<<<<
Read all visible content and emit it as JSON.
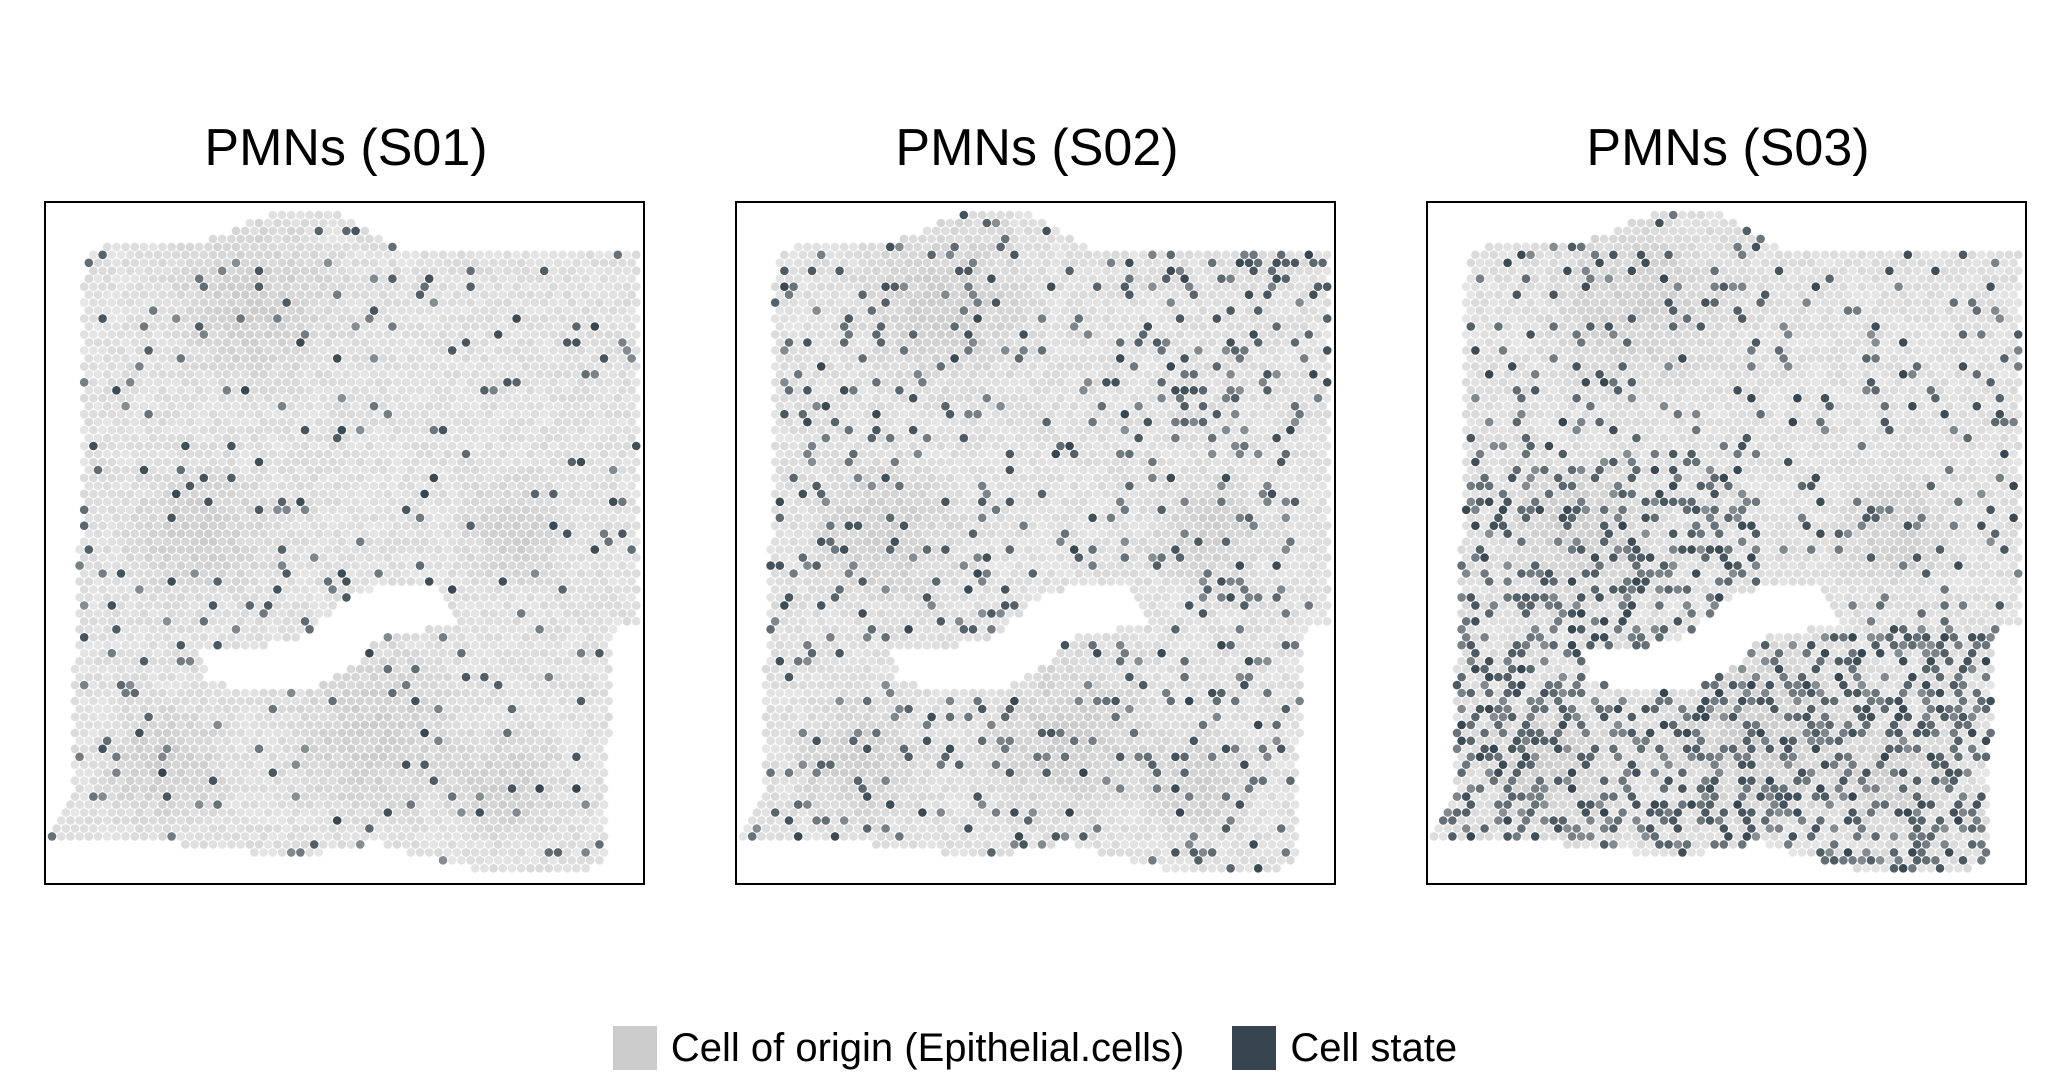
{
  "chart_data": {
    "type": "scatter",
    "description_kind": "spatial spot map (hexagonal grid)",
    "panels": [
      {
        "title": "PMNs (S01)",
        "state_fraction": 0.05
      },
      {
        "title": "PMNs (S02)",
        "state_fraction": 0.12
      },
      {
        "title": "PMNs (S03)",
        "state_fraction": 0.22
      }
    ],
    "legend": {
      "position": "bottom",
      "items": [
        {
          "label": "Cell of origin (Epithelial.cells)",
          "color": "#cccccc"
        },
        {
          "label": "Cell state",
          "color": "#36454f"
        }
      ]
    },
    "grid": false,
    "axes": "none"
  }
}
>>>>
■ **Requirement**: Copy the data exactly. Any picture it contains is to be omitted.

■ **Solution to the problem**:
Read all visible content and emit it as JSON.
{
  "chart_data": {
    "type": "scatter",
    "description_kind": "spatial spot map (hexagonal grid)",
    "panels": [
      {
        "title": "PMNs (S01)",
        "state_fraction": 0.05
      },
      {
        "title": "PMNs (S02)",
        "state_fraction": 0.12
      },
      {
        "title": "PMNs (S03)",
        "state_fraction": 0.22
      }
    ],
    "legend": {
      "position": "bottom",
      "items": [
        {
          "label": "Cell of origin (Epithelial.cells)",
          "color": "#cccccc"
        },
        {
          "label": "Cell state",
          "color": "#36454f"
        }
      ]
    },
    "grid": false,
    "axes": "none"
  }
}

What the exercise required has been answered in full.